* **YOUR OBJECTIVE**
Print all of the entries exactly, minus the pictures.

(Items listed in a dataset)
_____
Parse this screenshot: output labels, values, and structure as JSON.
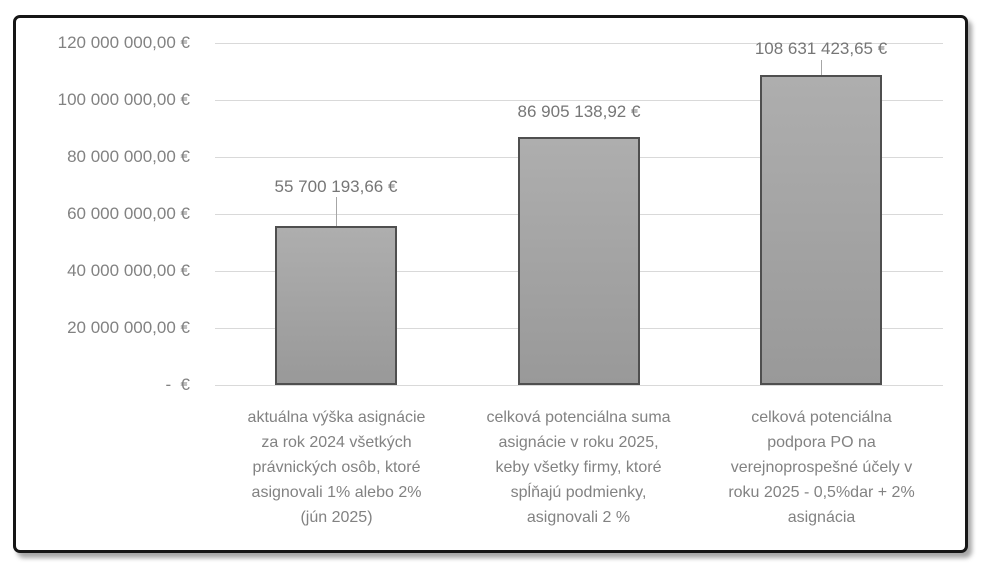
{
  "chart_data": {
    "type": "bar",
    "title": "",
    "categories": [
      "aktuálna výška asignácie\nza rok 2024 všetkých\nprávnických osôb, ktoré\nasignovali 1% alebo 2%\n(jún 2025)",
      "celková potenciálna suma\nasignácie v roku 2025,\nkeby všetky firmy, ktoré\nspĺňajú podmienky,\nasignovali 2 %",
      "celková potenciálna\npodpora PO na\nverejnoprospešné účely v\nroku 2025 - 0,5%dar + 2%\nasignácia"
    ],
    "values": [
      55700193.66,
      86905138.92,
      108631423.65
    ],
    "data_labels": [
      "55 700 193,66 €",
      "86 905 138,92 €",
      "108 631 423,65 €"
    ],
    "y_ticks": [
      "120 000 000,00 €",
      "100 000 000,00 €",
      "80 000 000,00 €",
      "60 000 000,00 €",
      "40 000 000,00 €",
      "20 000 000,00 €",
      "-  €"
    ],
    "xlabel": "",
    "ylabel": "",
    "ylim": [
      0,
      120000000
    ],
    "grid": true,
    "legend": false,
    "colors": {
      "bar_fill": "#a6a6a6",
      "bar_border": "#4f4f4f",
      "gridline": "#d9d9d9",
      "tick_text": "#828282",
      "data_label_text": "#767676",
      "frame_border": "#161616"
    }
  }
}
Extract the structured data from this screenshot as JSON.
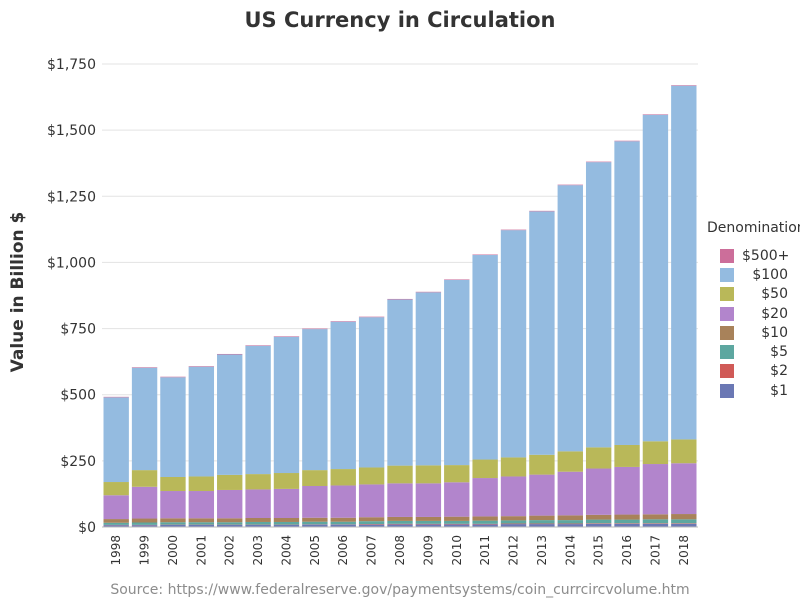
{
  "chart_data": {
    "type": "bar",
    "stacked": true,
    "title": "US Currency in Circulation",
    "xlabel": "",
    "ylabel": "Value in Billion $",
    "source": "Source: https://www.federalreserve.gov/paymentsystems/coin_currcircvolume.htm",
    "ylim": [
      0,
      1750
    ],
    "yticks": [
      0,
      250,
      500,
      750,
      1000,
      1250,
      1500,
      1750
    ],
    "ytick_labels": [
      "$0",
      "$250",
      "$500",
      "$750",
      "$1,000",
      "$1,250",
      "$1,500",
      "$1,750"
    ],
    "grid": true,
    "legend": {
      "title": "Denomination",
      "placement": "right"
    },
    "categories": [
      "1998",
      "1999",
      "2000",
      "2001",
      "2002",
      "2003",
      "2004",
      "2005",
      "2006",
      "2007",
      "2008",
      "2009",
      "2010",
      "2011",
      "2012",
      "2013",
      "2014",
      "2015",
      "2016",
      "2017",
      "2018"
    ],
    "series": [
      {
        "name": "$1",
        "color": "#6b78b4",
        "values": [
          7,
          7,
          8,
          8,
          8,
          8,
          8,
          9,
          9,
          9,
          10,
          10,
          10,
          10,
          11,
          11,
          11,
          12,
          12,
          12,
          12
        ]
      },
      {
        "name": "$2",
        "color": "#d05a57",
        "values": [
          1,
          1,
          1,
          1,
          1,
          1,
          1,
          1,
          1,
          2,
          2,
          2,
          2,
          2,
          2,
          2,
          2,
          2,
          2,
          2,
          2
        ]
      },
      {
        "name": "$5",
        "color": "#5da7a0",
        "values": [
          8,
          9,
          9,
          9,
          9,
          10,
          10,
          10,
          10,
          11,
          11,
          11,
          11,
          12,
          12,
          13,
          13,
          14,
          14,
          15,
          15
        ]
      },
      {
        "name": "$10",
        "color": "#a8825a",
        "values": [
          14,
          15,
          15,
          15,
          15,
          15,
          15,
          15,
          15,
          15,
          15,
          15,
          16,
          16,
          16,
          17,
          18,
          18,
          19,
          19,
          20
        ]
      },
      {
        "name": "$20",
        "color": "#b285cc",
        "values": [
          90,
          120,
          103,
          103,
          107,
          108,
          110,
          120,
          122,
          124,
          127,
          127,
          130,
          145,
          150,
          155,
          165,
          175,
          180,
          190,
          192
        ]
      },
      {
        "name": "$50",
        "color": "#b9b859",
        "values": [
          50,
          63,
          53,
          55,
          57,
          58,
          60,
          60,
          62,
          64,
          67,
          68,
          65,
          70,
          72,
          75,
          77,
          80,
          83,
          86,
          90
        ]
      },
      {
        "name": "$100",
        "color": "#94bbe0",
        "values": [
          320,
          387,
          377,
          415,
          455,
          485,
          515,
          533,
          557,
          568,
          628,
          654,
          700,
          773,
          859,
          920,
          1006,
          1078,
          1148,
          1234,
          1337
        ]
      },
      {
        "name": "$500+",
        "color": "#cc6e9a",
        "values": [
          2,
          2,
          2,
          2,
          2,
          2,
          2,
          2,
          2,
          2,
          2,
          2,
          2,
          2,
          2,
          2,
          2,
          2,
          2,
          2,
          2
        ]
      }
    ]
  }
}
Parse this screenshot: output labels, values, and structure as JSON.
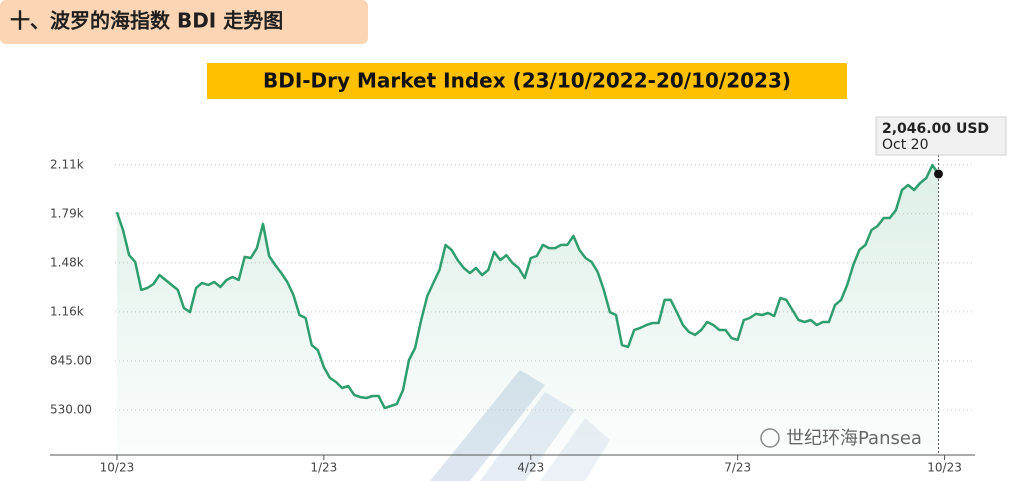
{
  "header": "十、波罗的海指数 BDI 走势图",
  "watermark": "世纪环海Pansea",
  "chart_data": {
    "type": "line",
    "title": "BDI-Dry Market Index (23/10/2022-20/10/2023)",
    "annotations": [
      "2,046.00 USD",
      "Oct 20"
    ],
    "series": [
      {
        "name": "BDI",
        "color": "#2e9e6e",
        "values": [
          1801,
          1686,
          1525,
          1481,
          1301,
          1314,
          1339,
          1397,
          1365,
          1333,
          1301,
          1185,
          1159,
          1314,
          1346,
          1333,
          1352,
          1320,
          1365,
          1384,
          1365,
          1513,
          1506,
          1570,
          1725,
          1519,
          1461,
          1410,
          1352,
          1269,
          1140,
          1121,
          947,
          915,
          806,
          736,
          710,
          671,
          684,
          626,
          613,
          607,
          620,
          620,
          543,
          556,
          569,
          658,
          851,
          928,
          1108,
          1262,
          1346,
          1429,
          1590,
          1558,
          1493,
          1442,
          1410,
          1442,
          1397,
          1429,
          1545,
          1493,
          1525,
          1474,
          1442,
          1378,
          1506,
          1519,
          1590,
          1570,
          1570,
          1590,
          1590,
          1648,
          1558,
          1506,
          1481,
          1416,
          1301,
          1159,
          1140,
          947,
          935,
          1044,
          1057,
          1076,
          1089,
          1089,
          1237,
          1237,
          1159,
          1076,
          1031,
          1012,
          1044,
          1095,
          1076,
          1044,
          1044,
          992,
          980,
          1108,
          1121,
          1147,
          1140,
          1153,
          1134,
          1249,
          1237,
          1172,
          1108,
          1095,
          1108,
          1076,
          1095,
          1095,
          1204,
          1237,
          1333,
          1461,
          1558,
          1590,
          1686,
          1712,
          1763,
          1763,
          1814,
          1943,
          1975,
          1943,
          1988,
          2020,
          2103,
          2046
        ]
      }
    ],
    "xlim": [
      -11,
      141
    ],
    "xticks": [
      {
        "value": 0,
        "label": "10/23"
      },
      {
        "value": 34,
        "label": "1/23"
      },
      {
        "value": 68,
        "label": "4/23"
      },
      {
        "value": 102,
        "label": "7/23"
      },
      {
        "value": 136,
        "label": "10/23"
      }
    ],
    "ylim": [
      241,
      2264
    ],
    "yticks": [
      {
        "value": 530,
        "label": "530.00"
      },
      {
        "value": 845,
        "label": "845.00"
      },
      {
        "value": 1160,
        "label": "1.16k"
      },
      {
        "value": 1475,
        "label": "1.48k"
      },
      {
        "value": 1790,
        "label": "1.79k"
      },
      {
        "value": 2105,
        "label": "2.11k"
      }
    ],
    "grid": true
  }
}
_____
* **ANSWER TO THE PROBLEM**
Parse this screenshot: output labels, values, and structure as JSON.
{
  "chart_data": {
    "type": "bar",
    "title": "",
    "categories": [
      "aktuálna výška asignácie\nza rok 2024 všetkých\nprávnických osôb, ktoré\nasignovali 1% alebo 2%\n(jún 2025)",
      "celková potenciálna suma\nasignácie v roku 2025,\nkeby všetky firmy, ktoré\nspĺňajú podmienky,\nasignovali 2 %",
      "celková potenciálna\npodpora PO na\nverejnoprospešné účely v\nroku 2025 - 0,5%dar + 2%\nasignácia"
    ],
    "values": [
      55700193.66,
      86905138.92,
      108631423.65
    ],
    "data_labels": [
      "55 700 193,66 €",
      "86 905 138,92 €",
      "108 631 423,65 €"
    ],
    "y_ticks": [
      "120 000 000,00 €",
      "100 000 000,00 €",
      "80 000 000,00 €",
      "60 000 000,00 €",
      "40 000 000,00 €",
      "20 000 000,00 €",
      "-  €"
    ],
    "xlabel": "",
    "ylabel": "",
    "ylim": [
      0,
      120000000
    ],
    "grid": true,
    "legend": false,
    "colors": {
      "bar_fill": "#a6a6a6",
      "bar_border": "#4f4f4f",
      "gridline": "#d9d9d9",
      "tick_text": "#828282",
      "data_label_text": "#767676",
      "frame_border": "#161616"
    }
  }
}
Extract the structured data from this screenshot as JSON.
{
  "chart_data": {
    "type": "bar",
    "stacked": true,
    "title": "US Currency in Circulation",
    "xlabel": "",
    "ylabel": "Value in Billion $",
    "source": "Source: https://www.federalreserve.gov/paymentsystems/coin_currcircvolume.htm",
    "ylim": [
      0,
      1750
    ],
    "yticks": [
      0,
      250,
      500,
      750,
      1000,
      1250,
      1500,
      1750
    ],
    "ytick_labels": [
      "$0",
      "$250",
      "$500",
      "$750",
      "$1,000",
      "$1,250",
      "$1,500",
      "$1,750"
    ],
    "grid": true,
    "legend": {
      "title": "Denomination",
      "placement": "right"
    },
    "categories": [
      "1998",
      "1999",
      "2000",
      "2001",
      "2002",
      "2003",
      "2004",
      "2005",
      "2006",
      "2007",
      "2008",
      "2009",
      "2010",
      "2011",
      "2012",
      "2013",
      "2014",
      "2015",
      "2016",
      "2017",
      "2018"
    ],
    "series": [
      {
        "name": "$1",
        "color": "#6b78b4",
        "values": [
          7,
          7,
          8,
          8,
          8,
          8,
          8,
          9,
          9,
          9,
          10,
          10,
          10,
          10,
          11,
          11,
          11,
          12,
          12,
          12,
          12
        ]
      },
      {
        "name": "$2",
        "color": "#d05a57",
        "values": [
          1,
          1,
          1,
          1,
          1,
          1,
          1,
          1,
          1,
          2,
          2,
          2,
          2,
          2,
          2,
          2,
          2,
          2,
          2,
          2,
          2
        ]
      },
      {
        "name": "$5",
        "color": "#5da7a0",
        "values": [
          8,
          9,
          9,
          9,
          9,
          10,
          10,
          10,
          10,
          11,
          11,
          11,
          11,
          12,
          12,
          13,
          13,
          14,
          14,
          15,
          15
        ]
      },
      {
        "name": "$10",
        "color": "#a8825a",
        "values": [
          14,
          15,
          15,
          15,
          15,
          15,
          15,
          15,
          15,
          15,
          15,
          15,
          16,
          16,
          16,
          17,
          18,
          18,
          19,
          19,
          20
        ]
      },
      {
        "name": "$20",
        "color": "#b285cc",
        "values": [
          90,
          120,
          103,
          103,
          107,
          108,
          110,
          120,
          122,
          124,
          127,
          127,
          130,
          145,
          150,
          155,
          165,
          175,
          180,
          190,
          192
        ]
      },
      {
        "name": "$50",
        "color": "#b9b859",
        "values": [
          50,
          63,
          53,
          55,
          57,
          58,
          60,
          60,
          62,
          64,
          67,
          68,
          65,
          70,
          72,
          75,
          77,
          80,
          83,
          86,
          90
        ]
      },
      {
        "name": "$100",
        "color": "#94bbe0",
        "values": [
          320,
          387,
          377,
          415,
          455,
          485,
          515,
          533,
          557,
          568,
          628,
          654,
          700,
          773,
          859,
          920,
          1006,
          1078,
          1148,
          1234,
          1337
        ]
      },
      {
        "name": "$500+",
        "color": "#cc6e9a",
        "values": [
          2,
          2,
          2,
          2,
          2,
          2,
          2,
          2,
          2,
          2,
          2,
          2,
          2,
          2,
          2,
          2,
          2,
          2,
          2,
          2,
          2
        ]
      }
    ]
  }
}
Parse this screenshot: output labels, values, and structure as JSON.
{
  "header": "十、波罗的海指数 BDI 走势图",
  "watermark": "世纪环海Pansea",
  "chart_data": {
    "type": "line",
    "title": "BDI-Dry Market Index (23/10/2022-20/10/2023)",
    "annotations": [
      "2,046.00 USD",
      "Oct 20"
    ],
    "series": [
      {
        "name": "BDI",
        "color": "#2e9e6e",
        "values": [
          1801,
          1686,
          1525,
          1481,
          1301,
          1314,
          1339,
          1397,
          1365,
          1333,
          1301,
          1185,
          1159,
          1314,
          1346,
          1333,
          1352,
          1320,
          1365,
          1384,
          1365,
          1513,
          1506,
          1570,
          1725,
          1519,
          1461,
          1410,
          1352,
          1269,
          1140,
          1121,
          947,
          915,
          806,
          736,
          710,
          671,
          684,
          626,
          613,
          607,
          620,
          620,
          543,
          556,
          569,
          658,
          851,
          928,
          1108,
          1262,
          1346,
          1429,
          1590,
          1558,
          1493,
          1442,
          1410,
          1442,
          1397,
          1429,
          1545,
          1493,
          1525,
          1474,
          1442,
          1378,
          1506,
          1519,
          1590,
          1570,
          1570,
          1590,
          1590,
          1648,
          1558,
          1506,
          1481,
          1416,
          1301,
          1159,
          1140,
          947,
          935,
          1044,
          1057,
          1076,
          1089,
          1089,
          1237,
          1237,
          1159,
          1076,
          1031,
          1012,
          1044,
          1095,
          1076,
          1044,
          1044,
          992,
          980,
          1108,
          1121,
          1147,
          1140,
          1153,
          1134,
          1249,
          1237,
          1172,
          1108,
          1095,
          1108,
          1076,
          1095,
          1095,
          1204,
          1237,
          1333,
          1461,
          1558,
          1590,
          1686,
          1712,
          1763,
          1763,
          1814,
          1943,
          1975,
          1943,
          1988,
          2020,
          2103,
          2046
        ]
      }
    ],
    "xlim": [
      -11,
      141
    ],
    "xticks": [
      {
        "value": 0,
        "label": "10/23"
      },
      {
        "value": 34,
        "label": "1/23"
      },
      {
        "value": 68,
        "label": "4/23"
      },
      {
        "value": 102,
        "label": "7/23"
      },
      {
        "value": 136,
        "label": "10/23"
      }
    ],
    "ylim": [
      241,
      2264
    ],
    "yticks": [
      {
        "value": 530,
        "label": "530.00"
      },
      {
        "value": 845,
        "label": "845.00"
      },
      {
        "value": 1160,
        "label": "1.16k"
      },
      {
        "value": 1475,
        "label": "1.48k"
      },
      {
        "value": 1790,
        "label": "1.79k"
      },
      {
        "value": 2105,
        "label": "2.11k"
      }
    ],
    "grid": true
  }
}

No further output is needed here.